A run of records
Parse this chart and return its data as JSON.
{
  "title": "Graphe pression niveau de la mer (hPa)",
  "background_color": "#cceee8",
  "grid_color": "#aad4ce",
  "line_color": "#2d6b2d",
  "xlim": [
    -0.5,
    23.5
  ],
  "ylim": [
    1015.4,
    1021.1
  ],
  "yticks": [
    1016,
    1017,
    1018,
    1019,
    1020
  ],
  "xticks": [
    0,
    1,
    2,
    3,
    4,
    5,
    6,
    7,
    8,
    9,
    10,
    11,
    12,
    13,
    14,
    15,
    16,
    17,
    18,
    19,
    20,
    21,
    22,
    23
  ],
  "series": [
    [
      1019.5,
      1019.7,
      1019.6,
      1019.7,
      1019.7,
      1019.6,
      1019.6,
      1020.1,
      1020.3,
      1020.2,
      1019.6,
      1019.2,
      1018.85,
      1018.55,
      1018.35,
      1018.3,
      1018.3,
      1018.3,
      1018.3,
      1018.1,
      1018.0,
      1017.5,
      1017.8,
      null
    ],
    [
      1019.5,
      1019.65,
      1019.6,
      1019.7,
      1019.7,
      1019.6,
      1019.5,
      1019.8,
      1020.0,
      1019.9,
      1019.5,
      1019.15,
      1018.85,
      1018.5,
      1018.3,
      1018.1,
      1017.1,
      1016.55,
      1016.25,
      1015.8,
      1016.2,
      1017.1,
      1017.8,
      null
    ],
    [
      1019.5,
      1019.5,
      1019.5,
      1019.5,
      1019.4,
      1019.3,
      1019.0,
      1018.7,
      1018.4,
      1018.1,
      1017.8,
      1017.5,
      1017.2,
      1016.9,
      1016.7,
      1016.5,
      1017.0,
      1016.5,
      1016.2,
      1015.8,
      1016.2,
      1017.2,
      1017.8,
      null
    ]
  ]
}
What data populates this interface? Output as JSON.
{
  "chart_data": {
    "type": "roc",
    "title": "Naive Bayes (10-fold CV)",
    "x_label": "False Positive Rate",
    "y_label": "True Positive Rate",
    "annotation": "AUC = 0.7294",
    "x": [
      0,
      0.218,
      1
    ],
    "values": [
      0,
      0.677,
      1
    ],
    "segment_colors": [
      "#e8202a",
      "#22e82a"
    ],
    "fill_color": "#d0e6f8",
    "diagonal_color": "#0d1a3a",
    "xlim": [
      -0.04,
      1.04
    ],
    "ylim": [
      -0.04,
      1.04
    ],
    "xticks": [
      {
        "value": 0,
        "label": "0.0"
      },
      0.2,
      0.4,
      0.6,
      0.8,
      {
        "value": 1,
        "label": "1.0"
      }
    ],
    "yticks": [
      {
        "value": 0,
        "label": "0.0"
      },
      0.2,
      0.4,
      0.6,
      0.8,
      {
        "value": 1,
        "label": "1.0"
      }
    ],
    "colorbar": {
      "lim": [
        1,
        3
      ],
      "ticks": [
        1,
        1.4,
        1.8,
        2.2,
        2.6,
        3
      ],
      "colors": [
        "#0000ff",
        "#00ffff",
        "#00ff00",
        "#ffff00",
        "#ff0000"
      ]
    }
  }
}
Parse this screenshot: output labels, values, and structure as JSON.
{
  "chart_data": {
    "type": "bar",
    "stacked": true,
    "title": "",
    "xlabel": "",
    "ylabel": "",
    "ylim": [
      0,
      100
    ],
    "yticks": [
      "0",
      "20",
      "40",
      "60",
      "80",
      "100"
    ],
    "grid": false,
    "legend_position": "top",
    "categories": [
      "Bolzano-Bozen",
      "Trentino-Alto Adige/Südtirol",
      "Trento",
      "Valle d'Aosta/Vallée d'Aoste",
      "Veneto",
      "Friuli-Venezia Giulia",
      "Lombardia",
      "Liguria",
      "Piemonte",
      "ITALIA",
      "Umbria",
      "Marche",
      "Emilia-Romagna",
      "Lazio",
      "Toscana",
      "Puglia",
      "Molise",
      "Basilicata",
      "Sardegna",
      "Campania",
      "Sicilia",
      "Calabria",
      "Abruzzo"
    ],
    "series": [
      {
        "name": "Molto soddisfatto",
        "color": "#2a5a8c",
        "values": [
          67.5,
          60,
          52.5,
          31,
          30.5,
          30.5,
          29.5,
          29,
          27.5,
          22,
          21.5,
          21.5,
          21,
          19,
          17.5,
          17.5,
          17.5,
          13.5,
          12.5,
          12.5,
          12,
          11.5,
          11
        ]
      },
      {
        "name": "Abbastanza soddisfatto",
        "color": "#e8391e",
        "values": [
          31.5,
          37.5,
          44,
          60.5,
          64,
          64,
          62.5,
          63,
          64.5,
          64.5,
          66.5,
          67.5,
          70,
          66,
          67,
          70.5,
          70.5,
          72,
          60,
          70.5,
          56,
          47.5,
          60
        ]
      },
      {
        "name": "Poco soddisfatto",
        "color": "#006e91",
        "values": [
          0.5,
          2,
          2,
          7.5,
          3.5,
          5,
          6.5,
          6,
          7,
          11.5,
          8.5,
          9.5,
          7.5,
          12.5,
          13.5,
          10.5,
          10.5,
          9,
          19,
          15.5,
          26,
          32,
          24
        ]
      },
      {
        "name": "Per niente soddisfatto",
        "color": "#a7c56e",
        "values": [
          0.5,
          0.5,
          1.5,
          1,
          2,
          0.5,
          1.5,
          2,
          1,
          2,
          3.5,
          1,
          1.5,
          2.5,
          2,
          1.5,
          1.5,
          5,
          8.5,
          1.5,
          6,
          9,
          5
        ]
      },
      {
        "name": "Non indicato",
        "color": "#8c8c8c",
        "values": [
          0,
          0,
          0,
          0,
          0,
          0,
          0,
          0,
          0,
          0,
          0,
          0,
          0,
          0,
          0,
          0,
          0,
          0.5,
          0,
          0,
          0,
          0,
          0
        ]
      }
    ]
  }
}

What is asked:
Give back the whole listing exactly as it reads.

Written response:
Parse this chart and return its data as JSON.
{
  "title": "Graphe pression niveau de la mer (hPa)",
  "background_color": "#cceee8",
  "grid_color": "#aad4ce",
  "line_color": "#2d6b2d",
  "xlim": [
    -0.5,
    23.5
  ],
  "ylim": [
    1015.4,
    1021.1
  ],
  "yticks": [
    1016,
    1017,
    1018,
    1019,
    1020
  ],
  "xticks": [
    0,
    1,
    2,
    3,
    4,
    5,
    6,
    7,
    8,
    9,
    10,
    11,
    12,
    13,
    14,
    15,
    16,
    17,
    18,
    19,
    20,
    21,
    22,
    23
  ],
  "series": [
    [
      1019.5,
      1019.7,
      1019.6,
      1019.7,
      1019.7,
      1019.6,
      1019.6,
      1020.1,
      1020.3,
      1020.2,
      1019.6,
      1019.2,
      1018.85,
      1018.55,
      1018.35,
      1018.3,
      1018.3,
      1018.3,
      1018.3,
      1018.1,
      1018.0,
      1017.5,
      1017.8,
      null
    ],
    [
      1019.5,
      1019.65,
      1019.6,
      1019.7,
      1019.7,
      1019.6,
      1019.5,
      1019.8,
      1020.0,
      1019.9,
      1019.5,
      1019.15,
      1018.85,
      1018.5,
      1018.3,
      1018.1,
      1017.1,
      1016.55,
      1016.25,
      1015.8,
      1016.2,
      1017.1,
      1017.8,
      null
    ],
    [
      1019.5,
      1019.5,
      1019.5,
      1019.5,
      1019.4,
      1019.3,
      1019.0,
      1018.7,
      1018.4,
      1018.1,
      1017.8,
      1017.5,
      1017.2,
      1016.9,
      1016.7,
      1016.5,
      1017.0,
      1016.5,
      1016.2,
      1015.8,
      1016.2,
      1017.2,
      1017.8,
      null
    ]
  ]
}
What data populates this interface? Output as JSON.
{
  "chart_data": {
    "type": "roc",
    "title": "Naive Bayes (10-fold CV)",
    "x_label": "False Positive Rate",
    "y_label": "True Positive Rate",
    "annotation": "AUC = 0.7294",
    "x": [
      0,
      0.218,
      1
    ],
    "values": [
      0,
      0.677,
      1
    ],
    "segment_colors": [
      "#e8202a",
      "#22e82a"
    ],
    "fill_color": "#d0e6f8",
    "diagonal_color": "#0d1a3a",
    "xlim": [
      -0.04,
      1.04
    ],
    "ylim": [
      -0.04,
      1.04
    ],
    "xticks": [
      {
        "value": 0,
        "label": "0.0"
      },
      0.2,
      0.4,
      0.6,
      0.8,
      {
        "value": 1,
        "label": "1.0"
      }
    ],
    "yticks": [
      {
        "value": 0,
        "label": "0.0"
      },
      0.2,
      0.4,
      0.6,
      0.8,
      {
        "value": 1,
        "label": "1.0"
      }
    ],
    "colorbar": {
      "lim": [
        1,
        3
      ],
      "ticks": [
        1,
        1.4,
        1.8,
        2.2,
        2.6,
        3
      ],
      "colors": [
        "#0000ff",
        "#00ffff",
        "#00ff00",
        "#ffff00",
        "#ff0000"
      ]
    }
  }
}
Parse this screenshot: output labels, values, and structure as JSON.
{
  "chart_data": {
    "type": "bar",
    "stacked": true,
    "title": "",
    "xlabel": "",
    "ylabel": "",
    "ylim": [
      0,
      100
    ],
    "yticks": [
      "0",
      "20",
      "40",
      "60",
      "80",
      "100"
    ],
    "grid": false,
    "legend_position": "top",
    "categories": [
      "Bolzano-Bozen",
      "Trentino-Alto Adige/Südtirol",
      "Trento",
      "Valle d'Aosta/Vallée d'Aoste",
      "Veneto",
      "Friuli-Venezia Giulia",
      "Lombardia",
      "Liguria",
      "Piemonte",
      "ITALIA",
      "Umbria",
      "Marche",
      "Emilia-Romagna",
      "Lazio",
      "Toscana",
      "Puglia",
      "Molise",
      "Basilicata",
      "Sardegna",
      "Campania",
      "Sicilia",
      "Calabria",
      "Abruzzo"
    ],
    "series": [
      {
        "name": "Molto soddisfatto",
        "color": "#2a5a8c",
        "values": [
          67.5,
          60,
          52.5,
          31,
          30.5,
          30.5,
          29.5,
          29,
          27.5,
          22,
          21.5,
          21.5,
          21,
          19,
          17.5,
          17.5,
          17.5,
          13.5,
          12.5,
          12.5,
          12,
          11.5,
          11
        ]
      },
      {
        "name": "Abbastanza soddisfatto",
        "color": "#e8391e",
        "values": [
          31.5,
          37.5,
          44,
          60.5,
          64,
          64,
          62.5,
          63,
          64.5,
          64.5,
          66.5,
          67.5,
          70,
          66,
          67,
          70.5,
          70.5,
          72,
          60,
          70.5,
          56,
          47.5,
          60
        ]
      },
      {
        "name": "Poco soddisfatto",
        "color": "#006e91",
        "values": [
          0.5,
          2,
          2,
          7.5,
          3.5,
          5,
          6.5,
          6,
          7,
          11.5,
          8.5,
          9.5,
          7.5,
          12.5,
          13.5,
          10.5,
          10.5,
          9,
          19,
          15.5,
          26,
          32,
          24
        ]
      },
      {
        "name": "Per niente soddisfatto",
        "color": "#a7c56e",
        "values": [
          0.5,
          0.5,
          1.5,
          1,
          2,
          0.5,
          1.5,
          2,
          1,
          2,
          3.5,
          1,
          1.5,
          2.5,
          2,
          1.5,
          1.5,
          5,
          8.5,
          1.5,
          6,
          9,
          5
        ]
      },
      {
        "name": "Non indicato",
        "color": "#8c8c8c",
        "values": [
          0,
          0,
          0,
          0,
          0,
          0,
          0,
          0,
          0,
          0,
          0,
          0,
          0,
          0,
          0,
          0,
          0,
          0.5,
          0,
          0,
          0,
          0,
          0
        ]
      }
    ]
  }
}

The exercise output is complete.